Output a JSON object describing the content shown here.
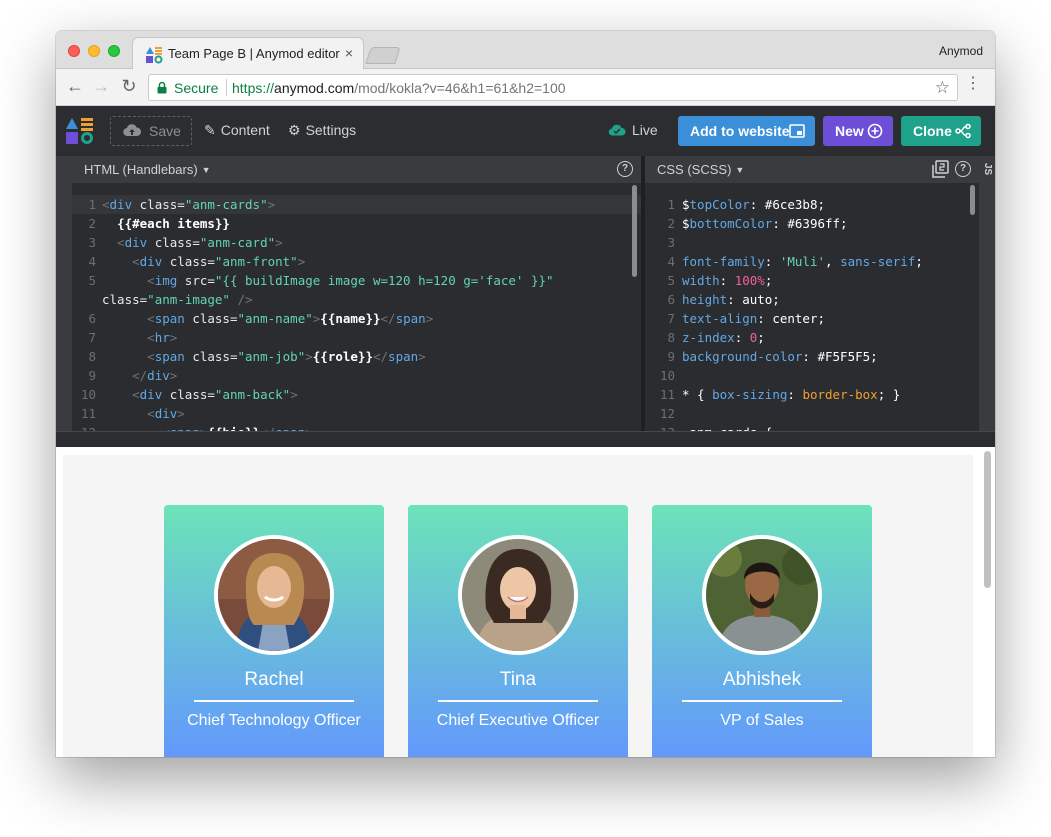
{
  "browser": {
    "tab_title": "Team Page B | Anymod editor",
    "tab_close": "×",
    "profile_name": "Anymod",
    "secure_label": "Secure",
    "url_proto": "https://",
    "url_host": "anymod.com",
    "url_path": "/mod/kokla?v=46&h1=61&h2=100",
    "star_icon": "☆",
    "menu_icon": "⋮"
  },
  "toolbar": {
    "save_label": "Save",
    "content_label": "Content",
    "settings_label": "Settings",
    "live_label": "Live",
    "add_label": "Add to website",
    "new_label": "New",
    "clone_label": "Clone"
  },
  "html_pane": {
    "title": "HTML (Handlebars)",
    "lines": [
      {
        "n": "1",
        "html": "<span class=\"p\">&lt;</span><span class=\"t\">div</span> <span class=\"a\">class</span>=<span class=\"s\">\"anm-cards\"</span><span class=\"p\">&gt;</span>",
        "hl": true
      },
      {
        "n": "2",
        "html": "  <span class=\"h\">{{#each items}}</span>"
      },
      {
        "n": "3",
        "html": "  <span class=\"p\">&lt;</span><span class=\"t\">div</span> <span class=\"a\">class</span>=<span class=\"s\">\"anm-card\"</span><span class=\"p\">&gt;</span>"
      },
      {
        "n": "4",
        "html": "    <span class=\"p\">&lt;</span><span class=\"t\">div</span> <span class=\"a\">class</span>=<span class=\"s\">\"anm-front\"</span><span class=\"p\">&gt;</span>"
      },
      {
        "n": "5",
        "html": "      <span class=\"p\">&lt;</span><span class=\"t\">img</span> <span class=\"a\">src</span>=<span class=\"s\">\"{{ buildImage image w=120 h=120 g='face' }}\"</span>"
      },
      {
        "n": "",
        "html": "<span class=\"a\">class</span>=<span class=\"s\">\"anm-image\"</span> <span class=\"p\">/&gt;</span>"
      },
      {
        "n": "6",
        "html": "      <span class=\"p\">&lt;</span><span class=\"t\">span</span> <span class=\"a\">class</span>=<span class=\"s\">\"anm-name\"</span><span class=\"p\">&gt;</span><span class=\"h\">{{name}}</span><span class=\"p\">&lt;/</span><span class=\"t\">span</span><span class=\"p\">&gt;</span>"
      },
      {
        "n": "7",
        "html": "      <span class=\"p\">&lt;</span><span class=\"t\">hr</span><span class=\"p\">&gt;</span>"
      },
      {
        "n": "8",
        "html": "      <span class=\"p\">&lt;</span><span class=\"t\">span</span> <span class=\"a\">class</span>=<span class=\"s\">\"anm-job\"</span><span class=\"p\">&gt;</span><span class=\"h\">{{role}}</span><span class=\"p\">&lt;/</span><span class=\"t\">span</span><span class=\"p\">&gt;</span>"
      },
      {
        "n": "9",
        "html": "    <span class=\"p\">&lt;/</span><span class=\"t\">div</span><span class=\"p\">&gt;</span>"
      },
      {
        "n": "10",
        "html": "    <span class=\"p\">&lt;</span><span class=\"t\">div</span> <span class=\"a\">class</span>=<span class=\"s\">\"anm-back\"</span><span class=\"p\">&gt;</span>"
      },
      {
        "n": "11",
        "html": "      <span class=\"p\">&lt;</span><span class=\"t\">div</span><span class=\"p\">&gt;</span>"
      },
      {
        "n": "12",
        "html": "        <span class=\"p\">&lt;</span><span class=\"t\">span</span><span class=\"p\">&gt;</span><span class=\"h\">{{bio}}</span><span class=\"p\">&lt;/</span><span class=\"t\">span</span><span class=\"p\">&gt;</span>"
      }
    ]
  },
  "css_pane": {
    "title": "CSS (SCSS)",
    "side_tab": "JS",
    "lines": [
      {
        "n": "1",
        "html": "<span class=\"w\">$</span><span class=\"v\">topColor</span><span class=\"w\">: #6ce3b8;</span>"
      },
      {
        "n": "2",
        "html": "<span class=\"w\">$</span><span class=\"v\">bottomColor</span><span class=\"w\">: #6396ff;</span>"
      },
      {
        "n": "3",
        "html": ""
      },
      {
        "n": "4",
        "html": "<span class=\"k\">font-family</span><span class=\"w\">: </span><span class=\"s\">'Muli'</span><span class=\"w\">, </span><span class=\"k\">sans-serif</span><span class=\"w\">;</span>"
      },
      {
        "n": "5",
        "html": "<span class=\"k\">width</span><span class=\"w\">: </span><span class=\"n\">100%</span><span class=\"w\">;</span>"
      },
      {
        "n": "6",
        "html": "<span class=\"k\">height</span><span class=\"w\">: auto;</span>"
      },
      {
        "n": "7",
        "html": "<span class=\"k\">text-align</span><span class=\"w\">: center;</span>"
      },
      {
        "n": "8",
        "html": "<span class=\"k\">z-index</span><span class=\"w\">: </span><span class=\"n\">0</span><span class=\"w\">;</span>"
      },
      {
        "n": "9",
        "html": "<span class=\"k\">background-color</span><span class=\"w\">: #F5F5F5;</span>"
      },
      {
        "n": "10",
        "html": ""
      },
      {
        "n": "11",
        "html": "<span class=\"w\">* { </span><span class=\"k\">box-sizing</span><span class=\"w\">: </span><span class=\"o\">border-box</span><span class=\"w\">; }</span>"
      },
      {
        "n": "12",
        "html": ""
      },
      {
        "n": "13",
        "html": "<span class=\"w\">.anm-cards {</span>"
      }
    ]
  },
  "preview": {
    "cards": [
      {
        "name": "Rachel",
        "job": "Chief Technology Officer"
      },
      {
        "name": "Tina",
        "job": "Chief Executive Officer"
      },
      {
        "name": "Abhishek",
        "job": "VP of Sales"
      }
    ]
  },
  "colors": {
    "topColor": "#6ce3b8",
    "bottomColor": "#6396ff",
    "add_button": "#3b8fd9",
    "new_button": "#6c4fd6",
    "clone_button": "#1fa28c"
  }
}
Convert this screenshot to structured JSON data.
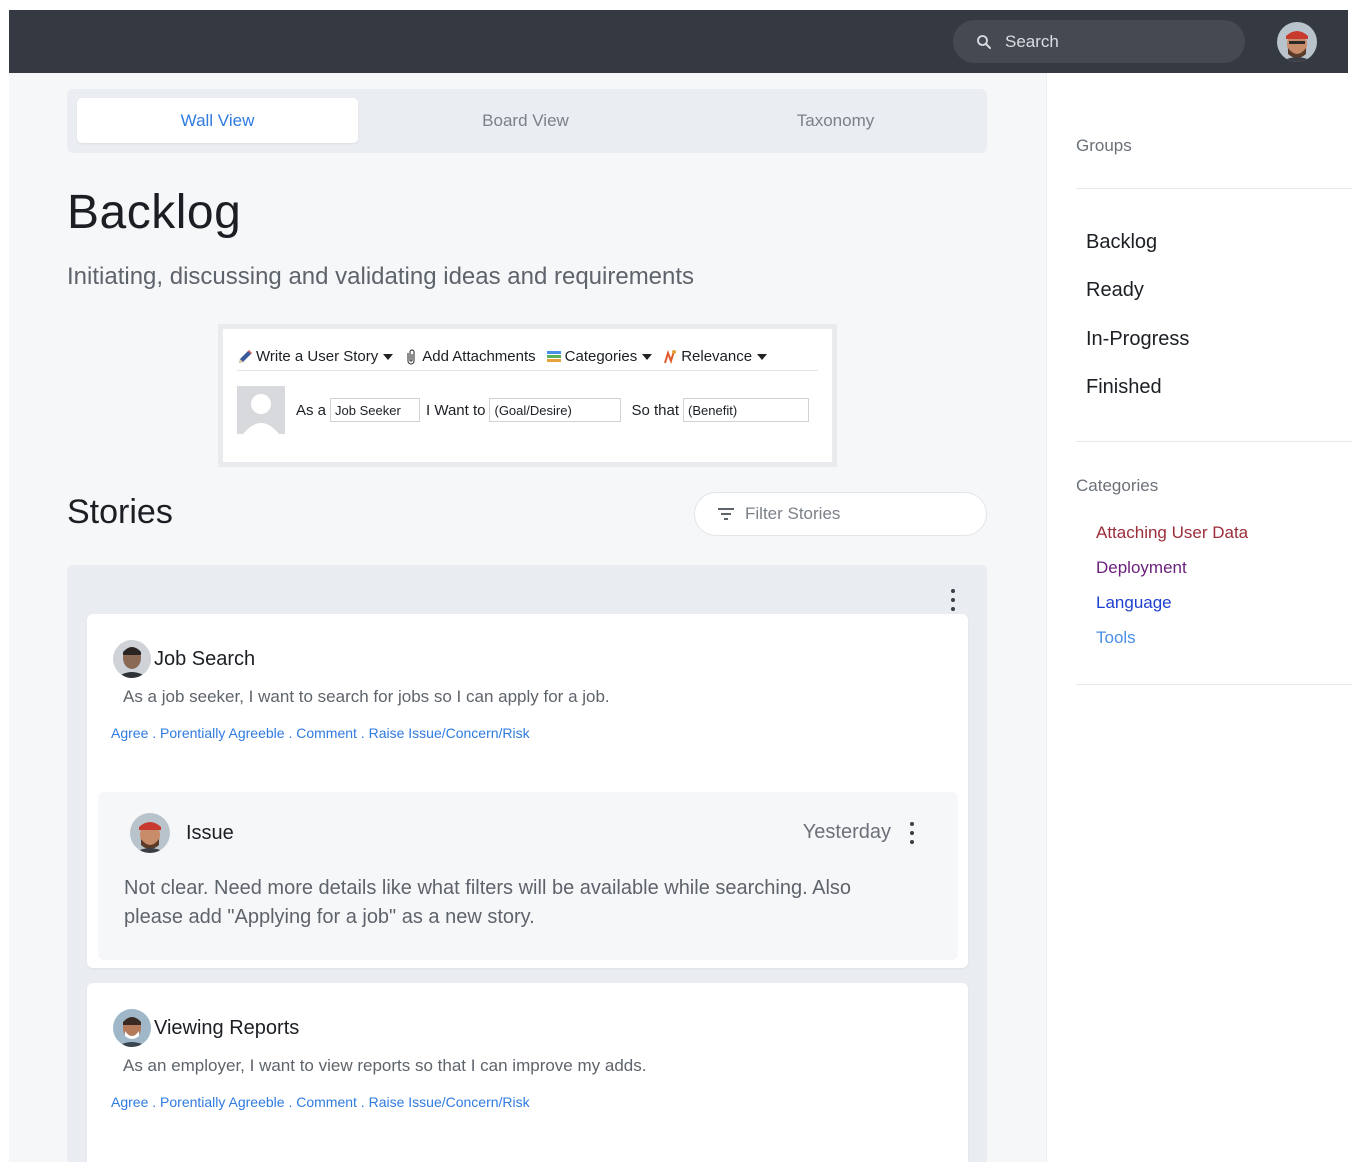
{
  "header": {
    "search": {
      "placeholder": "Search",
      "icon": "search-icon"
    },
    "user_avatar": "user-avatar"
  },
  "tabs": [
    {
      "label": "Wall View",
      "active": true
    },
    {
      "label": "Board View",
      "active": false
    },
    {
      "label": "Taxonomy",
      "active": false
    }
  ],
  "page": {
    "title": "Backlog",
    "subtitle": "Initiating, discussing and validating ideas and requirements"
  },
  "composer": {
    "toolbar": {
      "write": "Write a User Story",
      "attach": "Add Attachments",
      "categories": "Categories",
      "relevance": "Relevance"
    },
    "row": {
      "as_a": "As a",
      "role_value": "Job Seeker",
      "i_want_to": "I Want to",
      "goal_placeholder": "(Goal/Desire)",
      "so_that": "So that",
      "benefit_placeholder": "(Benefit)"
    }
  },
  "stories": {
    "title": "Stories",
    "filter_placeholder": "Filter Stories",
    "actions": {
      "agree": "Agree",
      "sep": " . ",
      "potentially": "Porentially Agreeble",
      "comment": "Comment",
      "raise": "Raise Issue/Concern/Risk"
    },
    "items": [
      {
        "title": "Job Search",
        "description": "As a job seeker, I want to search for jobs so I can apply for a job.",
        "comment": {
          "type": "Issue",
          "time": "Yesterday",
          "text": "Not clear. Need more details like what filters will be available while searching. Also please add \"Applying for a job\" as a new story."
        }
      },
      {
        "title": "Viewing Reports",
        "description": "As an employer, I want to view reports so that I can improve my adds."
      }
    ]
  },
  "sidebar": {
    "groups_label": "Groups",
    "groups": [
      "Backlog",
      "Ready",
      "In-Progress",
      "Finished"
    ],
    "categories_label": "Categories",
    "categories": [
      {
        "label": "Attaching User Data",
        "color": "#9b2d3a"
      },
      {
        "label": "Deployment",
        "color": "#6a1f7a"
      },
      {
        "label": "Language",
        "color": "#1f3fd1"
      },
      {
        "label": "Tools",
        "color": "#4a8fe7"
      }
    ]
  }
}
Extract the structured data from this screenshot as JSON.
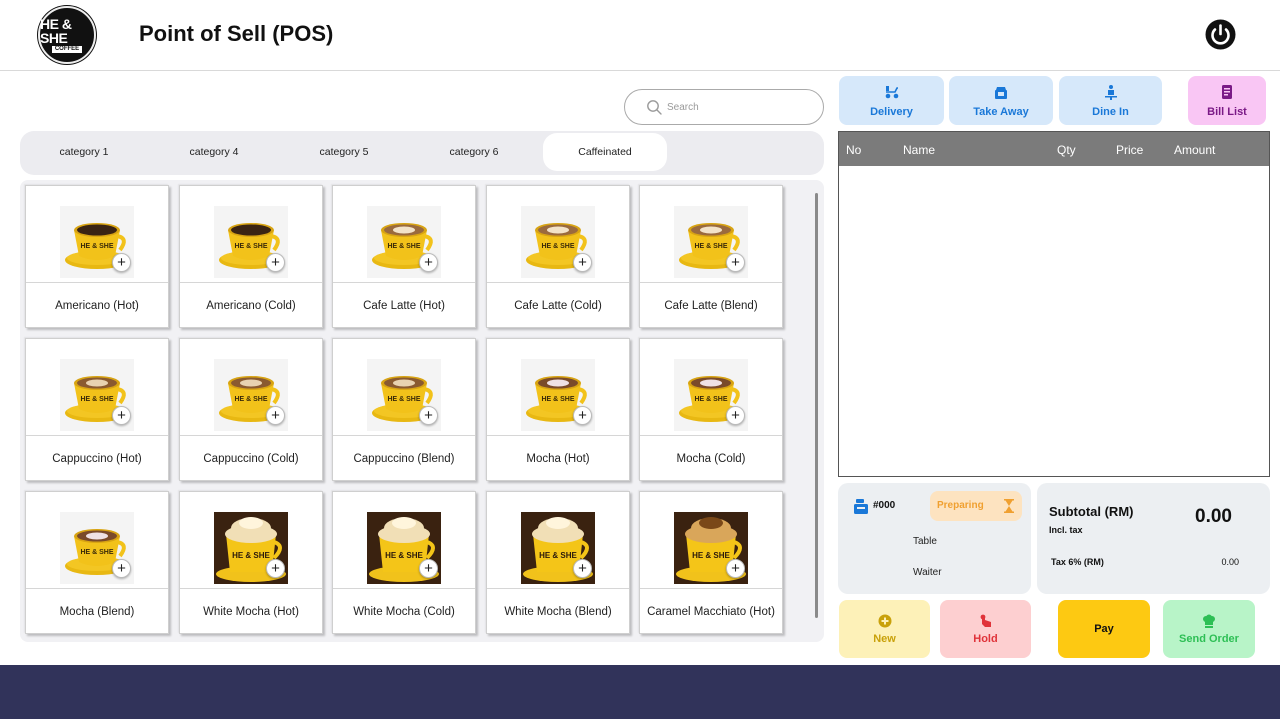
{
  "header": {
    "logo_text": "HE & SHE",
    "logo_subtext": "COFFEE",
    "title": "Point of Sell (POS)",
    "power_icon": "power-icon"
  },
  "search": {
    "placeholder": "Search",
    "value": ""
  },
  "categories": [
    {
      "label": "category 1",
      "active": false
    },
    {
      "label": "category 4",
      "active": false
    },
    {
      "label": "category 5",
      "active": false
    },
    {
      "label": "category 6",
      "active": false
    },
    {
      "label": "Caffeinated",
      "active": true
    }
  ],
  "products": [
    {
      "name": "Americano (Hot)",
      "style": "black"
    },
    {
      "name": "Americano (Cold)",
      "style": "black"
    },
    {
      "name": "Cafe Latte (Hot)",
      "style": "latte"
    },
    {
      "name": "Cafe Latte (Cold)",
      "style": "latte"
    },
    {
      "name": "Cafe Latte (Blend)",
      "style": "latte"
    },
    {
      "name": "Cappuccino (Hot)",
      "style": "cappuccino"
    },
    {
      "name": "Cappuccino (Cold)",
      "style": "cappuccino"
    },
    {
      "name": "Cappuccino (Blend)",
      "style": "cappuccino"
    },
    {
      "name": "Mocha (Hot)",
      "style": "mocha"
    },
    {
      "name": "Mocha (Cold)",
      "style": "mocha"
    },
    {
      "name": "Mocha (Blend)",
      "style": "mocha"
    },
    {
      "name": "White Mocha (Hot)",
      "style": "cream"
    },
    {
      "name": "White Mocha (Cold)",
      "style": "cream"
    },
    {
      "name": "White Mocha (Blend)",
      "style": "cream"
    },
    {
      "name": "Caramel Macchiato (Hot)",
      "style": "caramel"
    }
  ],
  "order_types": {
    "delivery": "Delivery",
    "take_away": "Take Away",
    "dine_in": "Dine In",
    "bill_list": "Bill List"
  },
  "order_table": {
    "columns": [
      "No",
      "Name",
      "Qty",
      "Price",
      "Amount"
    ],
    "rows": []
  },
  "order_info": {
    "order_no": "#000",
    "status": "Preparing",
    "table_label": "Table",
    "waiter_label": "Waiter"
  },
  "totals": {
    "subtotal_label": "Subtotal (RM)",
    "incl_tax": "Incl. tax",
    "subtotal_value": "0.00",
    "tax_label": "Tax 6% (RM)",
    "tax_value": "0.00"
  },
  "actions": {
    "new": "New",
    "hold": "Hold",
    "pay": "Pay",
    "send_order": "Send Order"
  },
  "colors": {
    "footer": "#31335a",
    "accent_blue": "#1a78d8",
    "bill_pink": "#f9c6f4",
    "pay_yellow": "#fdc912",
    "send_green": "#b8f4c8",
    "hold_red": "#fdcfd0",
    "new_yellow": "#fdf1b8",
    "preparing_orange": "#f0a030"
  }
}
----
* **Task brief**:
Go through the data and gather every line that holds "description".

* **Finished answer**:
        "description": "As a job seeker, I want to search for jobs so I can apply for a job.",
        "description": "As an employer, I want to view reports so that I can improve my adds."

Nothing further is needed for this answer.